WHAT THIS TASK INVOLVES
Print the listing below in its entirety, character for character.

SOURCE DATA
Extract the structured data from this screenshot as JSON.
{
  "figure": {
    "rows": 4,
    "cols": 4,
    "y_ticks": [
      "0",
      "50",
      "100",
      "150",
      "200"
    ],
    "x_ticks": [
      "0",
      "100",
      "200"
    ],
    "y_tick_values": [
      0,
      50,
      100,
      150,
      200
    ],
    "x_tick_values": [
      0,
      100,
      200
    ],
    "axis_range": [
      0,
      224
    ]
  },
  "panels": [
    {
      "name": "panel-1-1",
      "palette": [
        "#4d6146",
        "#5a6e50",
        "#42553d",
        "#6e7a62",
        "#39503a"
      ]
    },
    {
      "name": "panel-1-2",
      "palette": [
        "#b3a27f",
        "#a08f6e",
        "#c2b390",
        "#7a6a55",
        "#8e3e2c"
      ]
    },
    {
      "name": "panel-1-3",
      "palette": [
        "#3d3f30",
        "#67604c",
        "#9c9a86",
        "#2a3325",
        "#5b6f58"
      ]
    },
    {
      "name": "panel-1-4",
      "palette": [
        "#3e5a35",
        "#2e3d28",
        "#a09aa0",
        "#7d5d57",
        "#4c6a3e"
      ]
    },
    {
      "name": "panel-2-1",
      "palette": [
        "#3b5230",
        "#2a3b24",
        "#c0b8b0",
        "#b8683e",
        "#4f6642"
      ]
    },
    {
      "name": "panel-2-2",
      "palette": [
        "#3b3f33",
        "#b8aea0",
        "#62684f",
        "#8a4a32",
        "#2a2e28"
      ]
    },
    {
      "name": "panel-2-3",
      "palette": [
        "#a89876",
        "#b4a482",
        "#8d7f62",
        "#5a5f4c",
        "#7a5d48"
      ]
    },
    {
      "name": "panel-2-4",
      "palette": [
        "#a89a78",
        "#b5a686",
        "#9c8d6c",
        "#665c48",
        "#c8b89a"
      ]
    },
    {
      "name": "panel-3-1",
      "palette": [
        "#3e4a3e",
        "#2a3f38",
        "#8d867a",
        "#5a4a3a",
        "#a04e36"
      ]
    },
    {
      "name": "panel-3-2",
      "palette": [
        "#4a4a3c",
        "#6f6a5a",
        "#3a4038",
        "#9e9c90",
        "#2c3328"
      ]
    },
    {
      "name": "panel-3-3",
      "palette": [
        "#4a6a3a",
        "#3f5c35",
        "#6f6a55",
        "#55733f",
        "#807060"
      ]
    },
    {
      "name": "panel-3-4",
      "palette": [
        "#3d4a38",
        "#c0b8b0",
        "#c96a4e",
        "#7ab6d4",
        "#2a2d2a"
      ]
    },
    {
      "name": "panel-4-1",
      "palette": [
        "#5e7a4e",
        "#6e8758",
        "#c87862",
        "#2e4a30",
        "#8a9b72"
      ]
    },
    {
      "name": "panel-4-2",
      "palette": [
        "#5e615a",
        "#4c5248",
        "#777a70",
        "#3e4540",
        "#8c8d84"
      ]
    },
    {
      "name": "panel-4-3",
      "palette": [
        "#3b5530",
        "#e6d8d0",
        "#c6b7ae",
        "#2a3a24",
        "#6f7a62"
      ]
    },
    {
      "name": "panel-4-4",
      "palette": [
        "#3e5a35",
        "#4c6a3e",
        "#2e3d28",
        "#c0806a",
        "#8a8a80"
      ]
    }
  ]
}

TASK ANSWER
Extract the structured data from this screenshot as JSON.
{
  "figure": {
    "rows": 4,
    "cols": 4,
    "y_ticks": [
      "0",
      "50",
      "100",
      "150",
      "200"
    ],
    "x_ticks": [
      "0",
      "100",
      "200"
    ],
    "y_tick_values": [
      0,
      50,
      100,
      150,
      200
    ],
    "x_tick_values": [
      0,
      100,
      200
    ],
    "axis_range": [
      0,
      224
    ]
  },
  "panels": [
    {
      "name": "panel-1-1",
      "palette": [
        "#4d6146",
        "#5a6e50",
        "#42553d",
        "#6e7a62",
        "#39503a"
      ]
    },
    {
      "name": "panel-1-2",
      "palette": [
        "#b3a27f",
        "#a08f6e",
        "#c2b390",
        "#7a6a55",
        "#8e3e2c"
      ]
    },
    {
      "name": "panel-1-3",
      "palette": [
        "#3d3f30",
        "#67604c",
        "#9c9a86",
        "#2a3325",
        "#5b6f58"
      ]
    },
    {
      "name": "panel-1-4",
      "palette": [
        "#3e5a35",
        "#2e3d28",
        "#a09aa0",
        "#7d5d57",
        "#4c6a3e"
      ]
    },
    {
      "name": "panel-2-1",
      "palette": [
        "#3b5230",
        "#2a3b24",
        "#c0b8b0",
        "#b8683e",
        "#4f6642"
      ]
    },
    {
      "name": "panel-2-2",
      "palette": [
        "#3b3f33",
        "#b8aea0",
        "#62684f",
        "#8a4a32",
        "#2a2e28"
      ]
    },
    {
      "name": "panel-2-3",
      "palette": [
        "#a89876",
        "#b4a482",
        "#8d7f62",
        "#5a5f4c",
        "#7a5d48"
      ]
    },
    {
      "name": "panel-2-4",
      "palette": [
        "#a89a78",
        "#b5a686",
        "#9c8d6c",
        "#665c48",
        "#c8b89a"
      ]
    },
    {
      "name": "panel-3-1",
      "palette": [
        "#3e4a3e",
        "#2a3f38",
        "#8d867a",
        "#5a4a3a",
        "#a04e36"
      ]
    },
    {
      "name": "panel-3-2",
      "palette": [
        "#4a4a3c",
        "#6f6a5a",
        "#3a4038",
        "#9e9c90",
        "#2c3328"
      ]
    },
    {
      "name": "panel-3-3",
      "palette": [
        "#4a6a3a",
        "#3f5c35",
        "#6f6a55",
        "#55733f",
        "#807060"
      ]
    },
    {
      "name": "panel-3-4",
      "palette": [
        "#3d4a38",
        "#c0b8b0",
        "#c96a4e",
        "#7ab6d4",
        "#2a2d2a"
      ]
    },
    {
      "name": "panel-4-1",
      "palette": [
        "#5e7a4e",
        "#6e8758",
        "#c87862",
        "#2e4a30",
        "#8a9b72"
      ]
    },
    {
      "name": "panel-4-2",
      "palette": [
        "#5e615a",
        "#4c5248",
        "#777a70",
        "#3e4540",
        "#8c8d84"
      ]
    },
    {
      "name": "panel-4-3",
      "palette": [
        "#3b5530",
        "#e6d8d0",
        "#c6b7ae",
        "#2a3a24",
        "#6f7a62"
      ]
    },
    {
      "name": "panel-4-4",
      "palette": [
        "#3e5a35",
        "#4c6a3e",
        "#2e3d28",
        "#c0806a",
        "#8a8a80"
      ]
    }
  ]
}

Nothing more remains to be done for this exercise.